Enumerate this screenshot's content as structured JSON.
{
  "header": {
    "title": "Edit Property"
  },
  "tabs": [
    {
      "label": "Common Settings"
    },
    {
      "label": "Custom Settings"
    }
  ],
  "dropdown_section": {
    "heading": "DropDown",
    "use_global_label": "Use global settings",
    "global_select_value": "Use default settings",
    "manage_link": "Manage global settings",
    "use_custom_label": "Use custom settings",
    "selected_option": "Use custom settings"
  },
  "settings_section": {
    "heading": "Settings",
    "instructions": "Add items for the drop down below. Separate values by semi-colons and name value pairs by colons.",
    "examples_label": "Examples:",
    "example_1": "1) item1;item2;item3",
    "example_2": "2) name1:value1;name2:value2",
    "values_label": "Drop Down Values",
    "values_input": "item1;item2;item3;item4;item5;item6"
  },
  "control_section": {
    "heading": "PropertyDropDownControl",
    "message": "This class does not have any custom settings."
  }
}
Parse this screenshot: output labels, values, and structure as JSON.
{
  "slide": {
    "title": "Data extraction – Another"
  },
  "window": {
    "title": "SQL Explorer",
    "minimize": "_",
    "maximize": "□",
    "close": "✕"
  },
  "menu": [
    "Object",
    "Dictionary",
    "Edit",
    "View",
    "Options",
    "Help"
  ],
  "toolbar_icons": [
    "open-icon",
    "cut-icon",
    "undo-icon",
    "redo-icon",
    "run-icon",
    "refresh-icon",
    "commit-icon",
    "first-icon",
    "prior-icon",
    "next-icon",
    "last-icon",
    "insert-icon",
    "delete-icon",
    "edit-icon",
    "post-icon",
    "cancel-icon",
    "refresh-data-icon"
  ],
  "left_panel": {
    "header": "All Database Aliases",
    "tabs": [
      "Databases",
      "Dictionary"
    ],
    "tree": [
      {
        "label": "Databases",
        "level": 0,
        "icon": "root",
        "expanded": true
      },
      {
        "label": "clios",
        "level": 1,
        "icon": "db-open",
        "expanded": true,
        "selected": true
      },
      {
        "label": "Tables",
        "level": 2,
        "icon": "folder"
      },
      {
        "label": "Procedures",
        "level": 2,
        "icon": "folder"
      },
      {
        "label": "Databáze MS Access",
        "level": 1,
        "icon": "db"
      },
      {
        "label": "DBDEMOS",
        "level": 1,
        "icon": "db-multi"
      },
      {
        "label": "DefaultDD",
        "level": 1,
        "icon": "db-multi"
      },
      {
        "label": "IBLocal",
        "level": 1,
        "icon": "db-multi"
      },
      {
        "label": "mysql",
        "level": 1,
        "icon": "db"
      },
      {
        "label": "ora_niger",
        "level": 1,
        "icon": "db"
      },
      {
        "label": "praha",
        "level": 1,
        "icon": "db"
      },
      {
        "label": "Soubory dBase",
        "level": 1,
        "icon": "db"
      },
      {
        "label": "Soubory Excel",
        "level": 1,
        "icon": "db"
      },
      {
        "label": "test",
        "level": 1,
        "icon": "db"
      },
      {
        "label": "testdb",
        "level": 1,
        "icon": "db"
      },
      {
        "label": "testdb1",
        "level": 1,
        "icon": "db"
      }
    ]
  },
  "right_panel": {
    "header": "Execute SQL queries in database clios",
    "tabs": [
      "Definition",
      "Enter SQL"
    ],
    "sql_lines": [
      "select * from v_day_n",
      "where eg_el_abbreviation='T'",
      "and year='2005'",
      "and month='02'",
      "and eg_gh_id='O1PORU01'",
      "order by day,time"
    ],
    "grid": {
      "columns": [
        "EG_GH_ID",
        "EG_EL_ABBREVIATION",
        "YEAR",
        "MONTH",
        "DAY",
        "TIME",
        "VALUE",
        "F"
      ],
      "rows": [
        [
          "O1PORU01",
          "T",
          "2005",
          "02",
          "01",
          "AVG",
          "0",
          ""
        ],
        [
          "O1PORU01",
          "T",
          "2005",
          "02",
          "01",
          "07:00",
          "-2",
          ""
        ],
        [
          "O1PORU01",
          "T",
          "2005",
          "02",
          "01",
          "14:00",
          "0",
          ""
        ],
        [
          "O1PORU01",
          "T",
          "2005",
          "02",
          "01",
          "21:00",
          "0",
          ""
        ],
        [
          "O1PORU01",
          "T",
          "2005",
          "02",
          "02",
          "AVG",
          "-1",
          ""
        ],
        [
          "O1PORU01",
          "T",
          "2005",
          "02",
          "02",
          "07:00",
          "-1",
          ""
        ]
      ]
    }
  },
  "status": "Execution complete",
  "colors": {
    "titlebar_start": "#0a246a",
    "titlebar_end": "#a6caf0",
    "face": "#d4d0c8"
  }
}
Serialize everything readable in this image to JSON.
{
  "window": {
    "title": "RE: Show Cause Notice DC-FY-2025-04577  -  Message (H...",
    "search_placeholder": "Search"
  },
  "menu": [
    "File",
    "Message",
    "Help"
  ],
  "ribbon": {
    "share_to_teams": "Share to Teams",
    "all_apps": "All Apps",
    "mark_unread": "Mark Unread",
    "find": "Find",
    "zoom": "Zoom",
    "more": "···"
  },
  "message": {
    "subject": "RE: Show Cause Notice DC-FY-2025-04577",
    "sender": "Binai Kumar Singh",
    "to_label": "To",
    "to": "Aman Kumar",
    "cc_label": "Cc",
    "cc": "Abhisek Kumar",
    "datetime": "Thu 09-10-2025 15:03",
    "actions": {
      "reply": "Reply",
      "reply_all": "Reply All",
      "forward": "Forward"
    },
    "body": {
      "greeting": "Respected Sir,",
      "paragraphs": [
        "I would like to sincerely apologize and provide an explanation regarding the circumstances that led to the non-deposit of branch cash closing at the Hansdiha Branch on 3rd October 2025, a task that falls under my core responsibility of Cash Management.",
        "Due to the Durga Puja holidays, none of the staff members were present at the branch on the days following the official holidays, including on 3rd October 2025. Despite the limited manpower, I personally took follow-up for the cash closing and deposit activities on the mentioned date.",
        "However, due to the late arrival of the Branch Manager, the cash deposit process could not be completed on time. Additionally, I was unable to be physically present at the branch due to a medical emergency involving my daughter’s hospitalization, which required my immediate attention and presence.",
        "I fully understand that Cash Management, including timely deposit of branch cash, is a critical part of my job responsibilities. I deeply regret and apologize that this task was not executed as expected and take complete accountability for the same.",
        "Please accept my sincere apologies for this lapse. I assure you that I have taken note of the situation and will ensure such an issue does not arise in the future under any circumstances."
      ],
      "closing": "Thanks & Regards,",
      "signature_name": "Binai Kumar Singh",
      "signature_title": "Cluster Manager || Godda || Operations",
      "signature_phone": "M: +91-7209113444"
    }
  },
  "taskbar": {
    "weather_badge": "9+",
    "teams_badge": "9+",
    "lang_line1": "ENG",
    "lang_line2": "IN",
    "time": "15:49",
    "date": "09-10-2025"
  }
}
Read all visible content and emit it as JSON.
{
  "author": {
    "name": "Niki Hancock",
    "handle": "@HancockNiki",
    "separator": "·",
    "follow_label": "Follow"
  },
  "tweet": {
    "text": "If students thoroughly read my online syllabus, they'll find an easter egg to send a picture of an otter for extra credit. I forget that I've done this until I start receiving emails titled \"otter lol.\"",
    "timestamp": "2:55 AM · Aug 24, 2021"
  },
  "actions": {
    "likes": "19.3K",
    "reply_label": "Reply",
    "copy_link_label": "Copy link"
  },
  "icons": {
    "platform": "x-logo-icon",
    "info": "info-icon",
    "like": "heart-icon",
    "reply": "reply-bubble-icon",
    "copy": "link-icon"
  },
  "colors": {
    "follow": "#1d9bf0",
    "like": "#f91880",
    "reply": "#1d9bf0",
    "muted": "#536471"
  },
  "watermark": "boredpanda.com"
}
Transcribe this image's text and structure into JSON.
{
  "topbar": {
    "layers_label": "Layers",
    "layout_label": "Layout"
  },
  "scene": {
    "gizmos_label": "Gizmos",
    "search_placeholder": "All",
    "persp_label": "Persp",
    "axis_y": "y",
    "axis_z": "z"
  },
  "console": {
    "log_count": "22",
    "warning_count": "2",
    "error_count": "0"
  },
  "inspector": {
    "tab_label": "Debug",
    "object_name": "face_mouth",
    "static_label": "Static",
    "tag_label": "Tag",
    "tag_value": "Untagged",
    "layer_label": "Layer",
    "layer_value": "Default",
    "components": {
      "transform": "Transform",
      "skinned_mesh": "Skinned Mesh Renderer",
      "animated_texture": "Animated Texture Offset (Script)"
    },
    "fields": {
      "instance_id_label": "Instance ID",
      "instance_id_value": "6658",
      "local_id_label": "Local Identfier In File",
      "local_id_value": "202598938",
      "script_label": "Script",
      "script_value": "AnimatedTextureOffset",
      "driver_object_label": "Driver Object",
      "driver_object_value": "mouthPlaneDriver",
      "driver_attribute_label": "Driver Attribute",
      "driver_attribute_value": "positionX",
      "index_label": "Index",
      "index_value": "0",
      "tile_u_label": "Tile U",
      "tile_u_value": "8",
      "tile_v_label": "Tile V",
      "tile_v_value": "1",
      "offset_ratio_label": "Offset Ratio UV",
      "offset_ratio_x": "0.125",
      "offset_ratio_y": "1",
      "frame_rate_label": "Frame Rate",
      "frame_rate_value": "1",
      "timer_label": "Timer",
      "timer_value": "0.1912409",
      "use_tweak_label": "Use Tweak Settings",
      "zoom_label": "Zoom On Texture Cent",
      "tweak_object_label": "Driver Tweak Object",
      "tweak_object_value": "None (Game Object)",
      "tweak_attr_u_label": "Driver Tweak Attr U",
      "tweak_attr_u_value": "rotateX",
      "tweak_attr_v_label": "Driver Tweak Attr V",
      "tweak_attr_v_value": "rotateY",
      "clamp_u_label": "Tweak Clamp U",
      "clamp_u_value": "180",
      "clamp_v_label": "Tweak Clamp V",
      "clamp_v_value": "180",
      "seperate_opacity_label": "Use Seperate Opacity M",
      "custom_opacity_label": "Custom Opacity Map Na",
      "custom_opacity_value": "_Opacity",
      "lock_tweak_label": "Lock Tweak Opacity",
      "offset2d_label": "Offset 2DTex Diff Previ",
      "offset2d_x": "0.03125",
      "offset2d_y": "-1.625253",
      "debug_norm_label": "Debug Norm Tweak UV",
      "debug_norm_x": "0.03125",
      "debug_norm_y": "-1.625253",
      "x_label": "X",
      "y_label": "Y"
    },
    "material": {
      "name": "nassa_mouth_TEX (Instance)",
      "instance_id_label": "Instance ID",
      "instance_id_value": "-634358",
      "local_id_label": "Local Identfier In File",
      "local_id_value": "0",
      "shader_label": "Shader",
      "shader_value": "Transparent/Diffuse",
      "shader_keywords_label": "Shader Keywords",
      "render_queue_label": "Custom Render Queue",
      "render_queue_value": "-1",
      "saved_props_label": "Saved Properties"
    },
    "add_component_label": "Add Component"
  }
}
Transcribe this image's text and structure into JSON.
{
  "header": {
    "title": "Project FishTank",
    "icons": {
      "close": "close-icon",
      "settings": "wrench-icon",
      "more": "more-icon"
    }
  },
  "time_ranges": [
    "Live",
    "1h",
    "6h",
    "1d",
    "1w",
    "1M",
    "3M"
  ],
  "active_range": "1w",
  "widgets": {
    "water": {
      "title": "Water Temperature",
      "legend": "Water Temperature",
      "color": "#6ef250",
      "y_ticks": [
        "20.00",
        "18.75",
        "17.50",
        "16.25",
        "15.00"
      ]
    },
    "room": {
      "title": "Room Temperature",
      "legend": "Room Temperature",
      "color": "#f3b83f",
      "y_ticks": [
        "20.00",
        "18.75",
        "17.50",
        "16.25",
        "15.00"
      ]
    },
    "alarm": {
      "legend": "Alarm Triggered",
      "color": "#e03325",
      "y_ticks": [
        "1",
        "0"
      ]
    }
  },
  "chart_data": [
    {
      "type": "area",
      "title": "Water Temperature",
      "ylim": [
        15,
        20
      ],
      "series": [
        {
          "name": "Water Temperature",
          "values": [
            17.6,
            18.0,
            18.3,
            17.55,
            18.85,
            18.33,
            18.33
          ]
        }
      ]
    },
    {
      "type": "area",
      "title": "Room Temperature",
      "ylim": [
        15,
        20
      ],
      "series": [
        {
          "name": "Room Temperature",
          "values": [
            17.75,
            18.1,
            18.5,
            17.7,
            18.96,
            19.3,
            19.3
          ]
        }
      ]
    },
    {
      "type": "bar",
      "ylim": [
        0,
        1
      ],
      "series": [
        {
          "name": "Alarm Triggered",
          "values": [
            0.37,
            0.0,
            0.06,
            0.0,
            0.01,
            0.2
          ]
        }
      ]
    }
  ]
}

----------

Pick out each line containing the string "content" and copy it.

Enumerate this screenshot's content as structured JSON.
Read all visible content and emit it as JSON.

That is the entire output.